Write down each entry again, exactly as it reads.

◇ ◇ ◇

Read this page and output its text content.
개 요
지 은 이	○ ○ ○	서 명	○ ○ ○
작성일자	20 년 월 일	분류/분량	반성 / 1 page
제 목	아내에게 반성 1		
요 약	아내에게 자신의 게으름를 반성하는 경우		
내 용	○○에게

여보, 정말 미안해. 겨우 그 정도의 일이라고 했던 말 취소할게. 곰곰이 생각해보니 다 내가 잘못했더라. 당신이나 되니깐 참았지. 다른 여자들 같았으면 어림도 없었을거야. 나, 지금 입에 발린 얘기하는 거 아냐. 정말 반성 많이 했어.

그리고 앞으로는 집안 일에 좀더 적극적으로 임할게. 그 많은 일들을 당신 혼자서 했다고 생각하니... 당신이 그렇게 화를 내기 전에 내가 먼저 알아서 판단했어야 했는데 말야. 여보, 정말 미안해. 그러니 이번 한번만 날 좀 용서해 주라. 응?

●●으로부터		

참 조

◇ ◇ ◇

→ **Correct response**:
Read this page and output its text content.
개 요
지 은 이	○ ○ ○	서 명	○ ○ ○
작성일자	20 년 월 일	분류/분량	반성 / 1 page
제 목	아내에게 반성 1		
요 약	아내에게 자신의 게으름를 반성하는 경우		
내 용	○○에게

여보, 정말 미안해. 겨우 그 정도의 일이라고 했던 말 취소할게. 곰곰이 생각해보니 다 내가 잘못했더라. 당신이나 되니깐 참았지. 다른 여자들 같았으면 어림도 없었을거야. 나, 지금 입에 발린 얘기하는 거 아냐. 정말 반성 많이 했어.

그리고 앞으로는 집안 일에 좀더 적극적으로 임할게. 그 많은 일들을 당신 혼자서 했다고 생각하니... 당신이 그렇게 화를 내기 전에 내가 먼저 알아서 판단했어야 했는데 말야. 여보, 정말 미안해. 그러니 이번 한번만 날 좀 용서해 주라. 응?

●●으로부터		

참 조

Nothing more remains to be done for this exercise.